What is expected:
Only a number is wanted: how many lines of the entries include the string "الحالة"?

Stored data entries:
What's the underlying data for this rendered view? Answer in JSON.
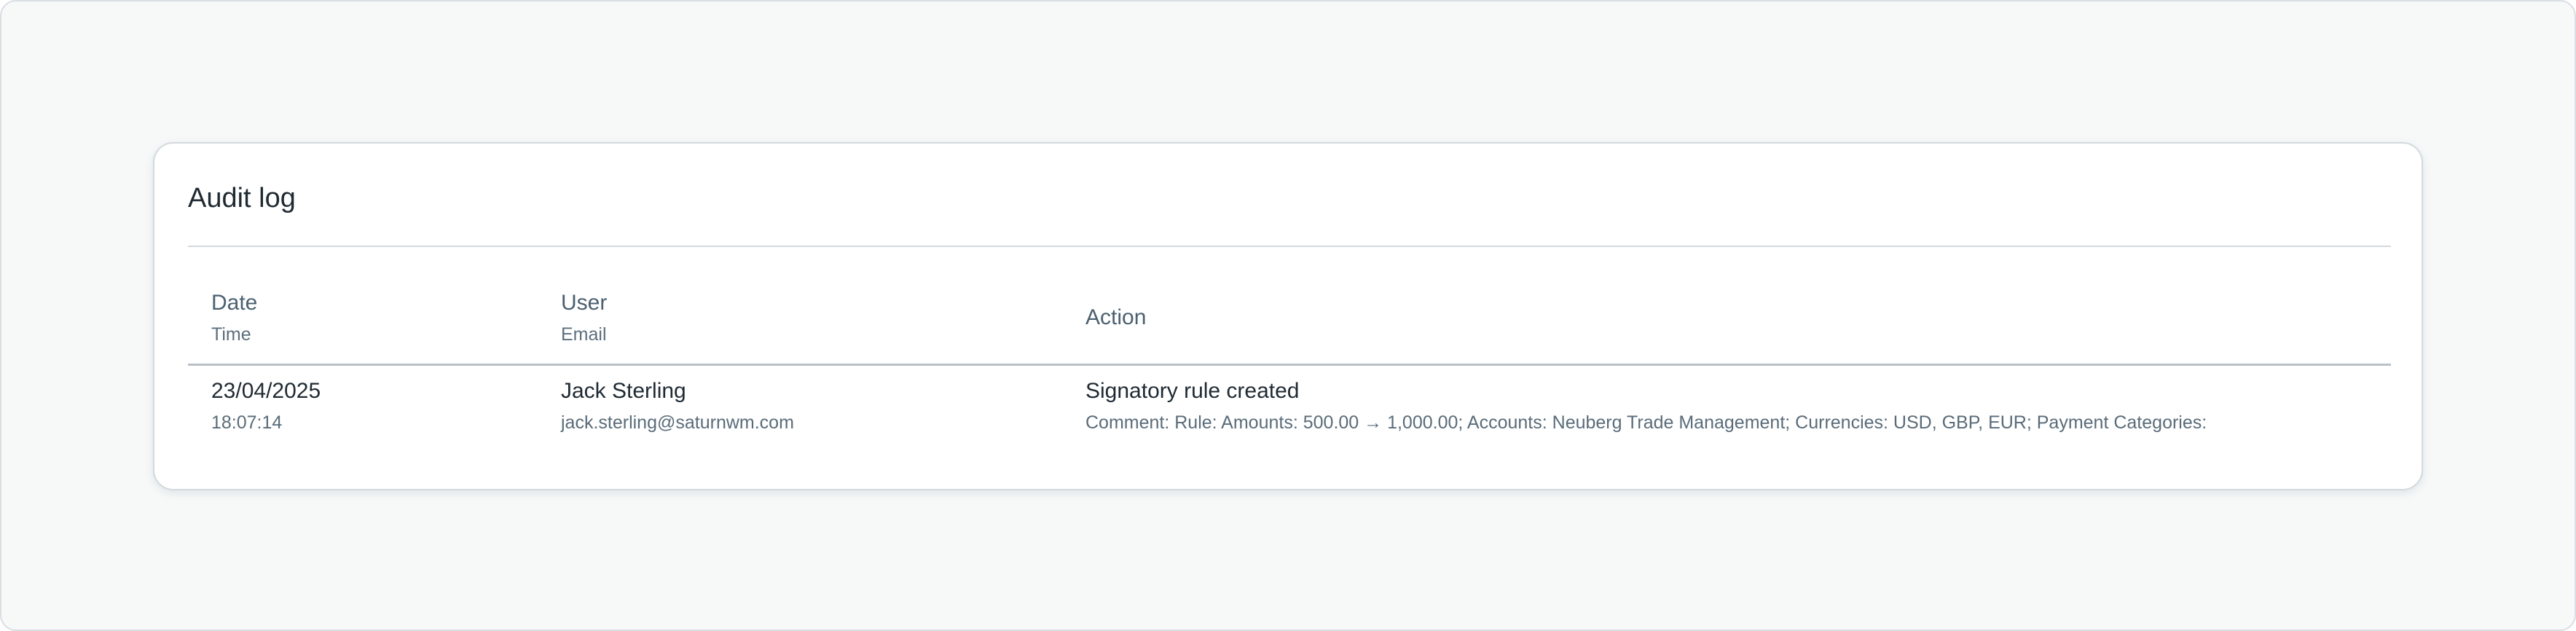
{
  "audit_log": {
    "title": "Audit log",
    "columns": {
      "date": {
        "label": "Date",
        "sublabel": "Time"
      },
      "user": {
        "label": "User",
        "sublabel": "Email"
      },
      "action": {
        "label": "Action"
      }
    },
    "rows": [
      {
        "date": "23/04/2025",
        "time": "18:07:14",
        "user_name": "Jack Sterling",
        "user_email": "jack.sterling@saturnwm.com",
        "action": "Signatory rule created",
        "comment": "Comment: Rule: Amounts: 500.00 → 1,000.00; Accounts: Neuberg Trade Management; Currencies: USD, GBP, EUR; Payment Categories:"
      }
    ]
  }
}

...

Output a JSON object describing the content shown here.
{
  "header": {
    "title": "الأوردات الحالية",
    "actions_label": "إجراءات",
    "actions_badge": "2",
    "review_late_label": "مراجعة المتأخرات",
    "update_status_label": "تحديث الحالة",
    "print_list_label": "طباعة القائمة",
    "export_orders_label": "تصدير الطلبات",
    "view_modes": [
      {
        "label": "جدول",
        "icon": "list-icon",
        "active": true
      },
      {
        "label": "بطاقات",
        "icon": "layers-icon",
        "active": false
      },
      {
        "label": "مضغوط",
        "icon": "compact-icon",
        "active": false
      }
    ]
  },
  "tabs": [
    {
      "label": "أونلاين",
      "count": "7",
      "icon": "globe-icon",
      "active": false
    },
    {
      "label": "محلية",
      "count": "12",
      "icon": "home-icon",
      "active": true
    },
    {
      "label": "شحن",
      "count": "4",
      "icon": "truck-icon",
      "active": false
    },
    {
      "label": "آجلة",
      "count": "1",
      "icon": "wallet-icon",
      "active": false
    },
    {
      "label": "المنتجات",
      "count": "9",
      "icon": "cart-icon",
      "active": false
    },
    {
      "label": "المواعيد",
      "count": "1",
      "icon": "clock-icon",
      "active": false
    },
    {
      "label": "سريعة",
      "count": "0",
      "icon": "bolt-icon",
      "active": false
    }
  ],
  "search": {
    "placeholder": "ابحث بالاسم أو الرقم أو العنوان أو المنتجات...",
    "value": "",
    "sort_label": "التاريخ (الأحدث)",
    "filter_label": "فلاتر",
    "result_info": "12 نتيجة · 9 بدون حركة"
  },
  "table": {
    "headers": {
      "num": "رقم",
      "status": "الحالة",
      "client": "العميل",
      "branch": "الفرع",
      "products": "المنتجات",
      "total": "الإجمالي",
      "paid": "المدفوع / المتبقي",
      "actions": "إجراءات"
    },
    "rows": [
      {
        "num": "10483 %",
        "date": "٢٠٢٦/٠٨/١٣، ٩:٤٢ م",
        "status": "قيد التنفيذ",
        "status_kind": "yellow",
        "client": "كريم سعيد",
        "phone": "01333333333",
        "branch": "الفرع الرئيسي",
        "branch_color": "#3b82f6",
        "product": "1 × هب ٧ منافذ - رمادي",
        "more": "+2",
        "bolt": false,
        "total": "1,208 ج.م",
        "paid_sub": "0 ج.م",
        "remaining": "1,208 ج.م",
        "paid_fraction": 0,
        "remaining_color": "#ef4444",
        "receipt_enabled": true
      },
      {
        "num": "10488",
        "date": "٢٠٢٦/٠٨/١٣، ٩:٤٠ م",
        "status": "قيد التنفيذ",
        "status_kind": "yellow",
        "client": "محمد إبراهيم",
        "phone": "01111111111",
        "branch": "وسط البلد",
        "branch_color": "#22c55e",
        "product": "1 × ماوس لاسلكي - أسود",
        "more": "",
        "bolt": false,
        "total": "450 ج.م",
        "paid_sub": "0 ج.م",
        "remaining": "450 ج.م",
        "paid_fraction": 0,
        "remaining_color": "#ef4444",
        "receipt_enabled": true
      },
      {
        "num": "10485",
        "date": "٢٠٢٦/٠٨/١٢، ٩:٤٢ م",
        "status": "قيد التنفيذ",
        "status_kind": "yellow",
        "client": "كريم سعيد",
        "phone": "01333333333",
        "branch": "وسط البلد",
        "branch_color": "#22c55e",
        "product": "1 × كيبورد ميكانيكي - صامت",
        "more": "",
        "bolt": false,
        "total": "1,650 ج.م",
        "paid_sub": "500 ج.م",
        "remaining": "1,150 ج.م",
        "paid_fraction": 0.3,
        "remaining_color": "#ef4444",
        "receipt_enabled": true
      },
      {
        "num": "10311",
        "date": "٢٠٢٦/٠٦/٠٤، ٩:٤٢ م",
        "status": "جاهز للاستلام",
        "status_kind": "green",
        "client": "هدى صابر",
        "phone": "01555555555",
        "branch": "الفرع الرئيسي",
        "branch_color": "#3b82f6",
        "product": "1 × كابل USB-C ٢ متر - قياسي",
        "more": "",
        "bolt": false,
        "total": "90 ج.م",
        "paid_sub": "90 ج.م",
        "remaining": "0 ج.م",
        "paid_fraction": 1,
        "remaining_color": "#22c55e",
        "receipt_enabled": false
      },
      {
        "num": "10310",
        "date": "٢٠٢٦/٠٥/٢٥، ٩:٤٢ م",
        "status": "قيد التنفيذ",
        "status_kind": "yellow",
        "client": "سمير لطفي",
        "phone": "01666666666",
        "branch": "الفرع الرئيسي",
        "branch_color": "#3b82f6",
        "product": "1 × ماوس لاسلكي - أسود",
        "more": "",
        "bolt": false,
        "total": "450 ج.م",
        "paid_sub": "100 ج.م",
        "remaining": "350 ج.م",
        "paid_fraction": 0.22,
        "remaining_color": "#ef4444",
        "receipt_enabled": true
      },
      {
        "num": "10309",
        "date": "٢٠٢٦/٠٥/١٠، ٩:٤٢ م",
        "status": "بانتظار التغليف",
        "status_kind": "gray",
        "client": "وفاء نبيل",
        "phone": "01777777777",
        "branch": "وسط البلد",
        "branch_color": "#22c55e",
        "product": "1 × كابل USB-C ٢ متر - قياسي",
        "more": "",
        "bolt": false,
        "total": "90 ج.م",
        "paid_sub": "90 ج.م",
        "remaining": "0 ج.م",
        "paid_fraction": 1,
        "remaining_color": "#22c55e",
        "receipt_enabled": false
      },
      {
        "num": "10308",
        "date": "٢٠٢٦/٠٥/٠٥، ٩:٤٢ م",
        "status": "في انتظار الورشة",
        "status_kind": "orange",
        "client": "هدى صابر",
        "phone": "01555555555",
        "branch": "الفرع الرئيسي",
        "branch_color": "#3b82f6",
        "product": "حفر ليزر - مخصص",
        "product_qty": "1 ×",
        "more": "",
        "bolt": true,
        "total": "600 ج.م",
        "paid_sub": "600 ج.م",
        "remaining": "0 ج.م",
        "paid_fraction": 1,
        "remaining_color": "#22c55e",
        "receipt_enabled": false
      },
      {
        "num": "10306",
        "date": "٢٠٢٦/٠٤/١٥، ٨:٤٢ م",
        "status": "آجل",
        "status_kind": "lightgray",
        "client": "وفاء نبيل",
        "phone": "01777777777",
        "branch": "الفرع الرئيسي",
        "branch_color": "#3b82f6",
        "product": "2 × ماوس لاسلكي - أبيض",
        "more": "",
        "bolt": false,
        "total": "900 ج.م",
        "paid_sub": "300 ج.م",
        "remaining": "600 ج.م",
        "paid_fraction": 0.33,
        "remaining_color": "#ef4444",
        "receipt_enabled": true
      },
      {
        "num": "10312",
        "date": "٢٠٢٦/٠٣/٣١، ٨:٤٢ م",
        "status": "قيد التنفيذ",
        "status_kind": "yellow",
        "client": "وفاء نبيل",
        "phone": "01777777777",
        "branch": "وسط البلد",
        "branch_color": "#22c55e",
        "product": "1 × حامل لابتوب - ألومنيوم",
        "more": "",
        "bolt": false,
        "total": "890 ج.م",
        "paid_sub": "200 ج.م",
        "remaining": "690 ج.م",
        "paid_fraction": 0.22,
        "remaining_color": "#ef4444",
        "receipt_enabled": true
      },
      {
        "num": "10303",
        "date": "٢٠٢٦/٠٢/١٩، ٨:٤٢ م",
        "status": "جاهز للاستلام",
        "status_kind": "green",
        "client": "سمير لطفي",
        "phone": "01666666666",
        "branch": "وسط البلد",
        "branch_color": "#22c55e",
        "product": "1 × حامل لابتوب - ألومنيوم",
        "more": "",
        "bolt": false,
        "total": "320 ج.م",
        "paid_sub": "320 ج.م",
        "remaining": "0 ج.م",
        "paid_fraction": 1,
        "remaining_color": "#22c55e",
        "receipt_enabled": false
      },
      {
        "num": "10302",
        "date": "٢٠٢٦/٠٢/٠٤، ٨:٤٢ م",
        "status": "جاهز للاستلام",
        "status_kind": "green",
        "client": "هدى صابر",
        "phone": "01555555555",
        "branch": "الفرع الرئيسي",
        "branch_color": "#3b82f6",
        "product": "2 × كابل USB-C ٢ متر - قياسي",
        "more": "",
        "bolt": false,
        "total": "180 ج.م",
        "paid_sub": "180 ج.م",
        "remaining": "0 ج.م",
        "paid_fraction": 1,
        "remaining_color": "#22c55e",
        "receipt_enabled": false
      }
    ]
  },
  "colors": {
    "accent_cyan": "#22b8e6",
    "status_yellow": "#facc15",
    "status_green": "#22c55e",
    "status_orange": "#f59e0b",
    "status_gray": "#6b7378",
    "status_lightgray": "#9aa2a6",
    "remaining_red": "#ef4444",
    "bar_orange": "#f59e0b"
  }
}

...

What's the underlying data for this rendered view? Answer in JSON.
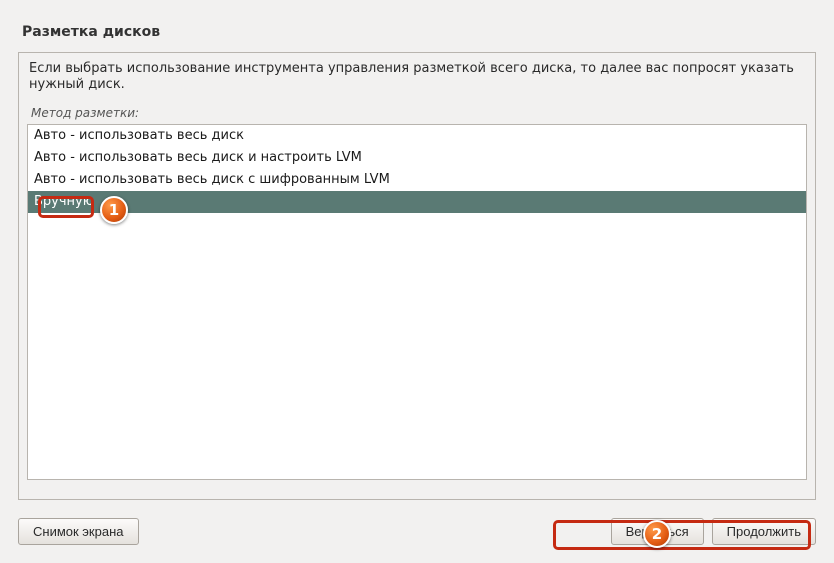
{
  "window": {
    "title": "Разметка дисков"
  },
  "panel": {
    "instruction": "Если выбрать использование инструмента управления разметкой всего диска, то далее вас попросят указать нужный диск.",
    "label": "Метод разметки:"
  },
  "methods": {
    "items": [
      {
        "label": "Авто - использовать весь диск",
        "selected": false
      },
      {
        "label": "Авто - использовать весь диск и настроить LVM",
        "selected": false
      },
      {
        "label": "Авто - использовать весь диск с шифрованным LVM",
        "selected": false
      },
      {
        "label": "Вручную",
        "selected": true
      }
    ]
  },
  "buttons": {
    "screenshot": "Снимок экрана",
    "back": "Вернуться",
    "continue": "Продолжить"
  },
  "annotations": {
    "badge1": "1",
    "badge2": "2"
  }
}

Final result:
2